**Your objective:**
Please set down the lines below word for word, leaving out the pictures.

☆ ☆ ☆

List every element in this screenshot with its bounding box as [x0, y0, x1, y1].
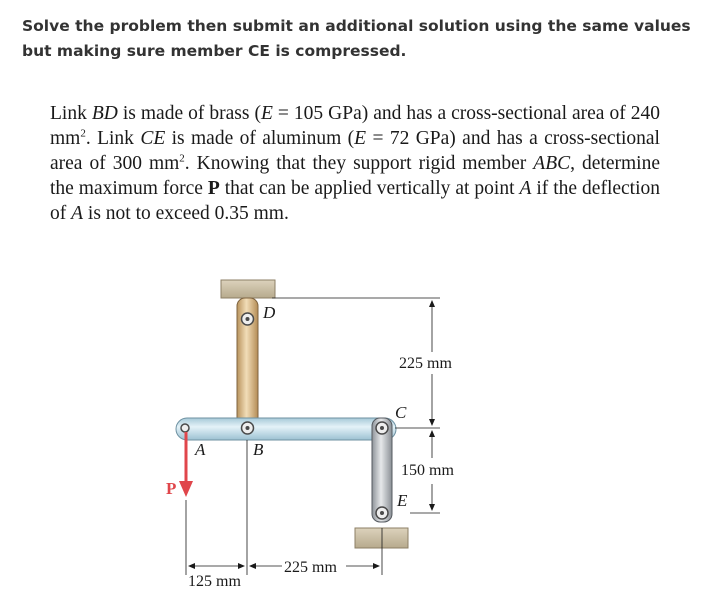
link-bd-label: BD [91, 103, 118, 124]
force-arrow-head [179, 481, 193, 497]
problem-text-1: Link [50, 103, 92, 124]
problem-text-6: = 72 GPa) and has a cross-sectional area of 300 mm [50, 128, 660, 174]
force-p-label: P [207, 178, 220, 199]
label-d: D [263, 303, 276, 322]
problem-text-9: that can be applied vertically at point [219, 178, 520, 199]
modulus-symbol-1: E [260, 103, 273, 124]
label-c: C [395, 403, 407, 422]
bottom-support [355, 528, 408, 548]
link-ce-label: CE [140, 128, 166, 149]
label-b: B [253, 440, 264, 459]
instruction-text: Solve the problem then submit an additional solution using the same values but making sure member CE is compressed. [22, 17, 691, 60]
modulus-symbol-2: E [354, 128, 367, 149]
point-a-label: A [519, 178, 532, 199]
problem-text-4: . Link [85, 128, 141, 149]
problem-text-7: . Knowing that they support rigid member [184, 153, 534, 174]
superscript-1: 2 [80, 127, 86, 140]
problem-text-8: , determine the maximum force [50, 153, 660, 199]
dim-upper-right: 225 mm [399, 355, 452, 372]
top-support [221, 280, 275, 298]
label-p: P [166, 479, 177, 498]
rigid-member-abc [176, 418, 396, 440]
point-a-label-2: A [71, 203, 84, 224]
dim-bottom-ab: 125 mm [188, 573, 241, 590]
member-abc-label: ABC [533, 153, 571, 174]
dim-bottom-bc: 225 mm [284, 559, 337, 576]
problem-text-10: if the deflection of [50, 178, 661, 224]
pin-a [181, 424, 189, 432]
dim-lower-right: 150 mm [401, 462, 454, 479]
problem-text-2: is made of brass ( [117, 103, 261, 124]
problem-text-3: = 105 GPa) and has a cross-sectional area of 240 mm [50, 103, 660, 149]
label-a: A [195, 440, 206, 459]
problem-text-11: is not to exceed 0.35 mm. [83, 203, 289, 224]
problem-text-5: is made of aluminum ( [165, 128, 355, 149]
superscript-2: 2 [179, 152, 185, 165]
label-e: E [397, 491, 408, 510]
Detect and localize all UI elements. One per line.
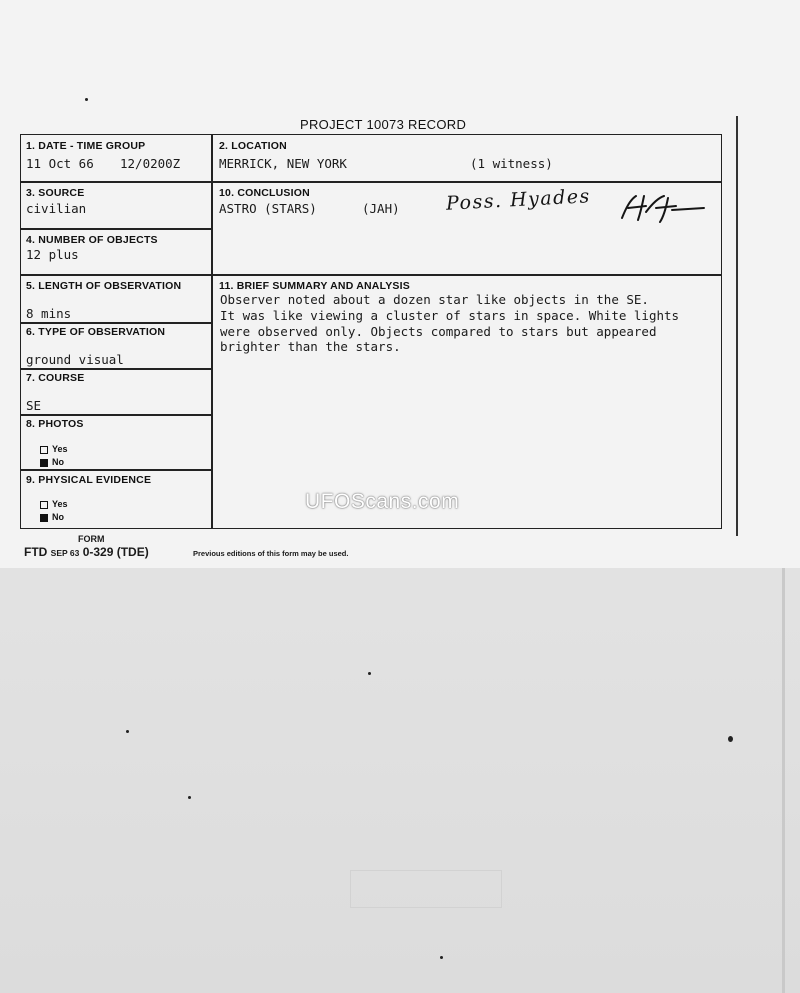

☆ ☆ ☆

**Exercise answer:**
List every element in this screenshot with its bounding box as [x0, y0, x1, y1].
link-bd-label: BD [91, 103, 118, 124]
force-arrow-head [179, 481, 193, 497]
problem-text-1: Link [50, 103, 92, 124]
problem-text-6: = 72 GPa) and has a cross-sectional area of 300 mm [50, 128, 660, 174]
force-p-label: P [207, 178, 220, 199]
label-d: D [263, 303, 276, 322]
problem-text-9: that can be applied vertically at point [219, 178, 520, 199]
modulus-symbol-1: E [260, 103, 273, 124]
label-c: C [395, 403, 407, 422]
bottom-support [355, 528, 408, 548]
link-ce-label: CE [140, 128, 166, 149]
label-b: B [253, 440, 264, 459]
instruction-text: Solve the problem then submit an additional solution using the same values but making sure member CE is compressed. [22, 17, 691, 60]
modulus-symbol-2: E [354, 128, 367, 149]
point-a-label: A [519, 178, 532, 199]
problem-text-4: . Link [85, 128, 141, 149]
problem-text-7: . Knowing that they support rigid member [184, 153, 534, 174]
superscript-1: 2 [80, 127, 86, 140]
problem-text-8: , determine the maximum force [50, 153, 660, 199]
dim-upper-right: 225 mm [399, 355, 452, 372]
top-support [221, 280, 275, 298]
label-p: P [166, 479, 177, 498]
rigid-member-abc [176, 418, 396, 440]
point-a-label-2: A [71, 203, 84, 224]
dim-bottom-ab: 125 mm [188, 573, 241, 590]
member-abc-label: ABC [533, 153, 571, 174]
dim-bottom-bc: 225 mm [284, 559, 337, 576]
problem-text-10: if the deflection of [50, 178, 661, 224]
pin-a [181, 424, 189, 432]
dim-lower-right: 150 mm [401, 462, 454, 479]
problem-text-2: is made of brass ( [117, 103, 261, 124]
problem-text-3: = 105 GPa) and has a cross-sectional area of 240 mm [50, 103, 660, 149]
label-a: A [195, 440, 206, 459]
problem-text-11: is not to exceed 0.35 mm. [83, 203, 289, 224]
problem-text-5: is made of aluminum ( [165, 128, 355, 149]
superscript-2: 2 [179, 152, 185, 165]
label-e: E [397, 491, 408, 510]
Detect and localize all UI elements. One per line.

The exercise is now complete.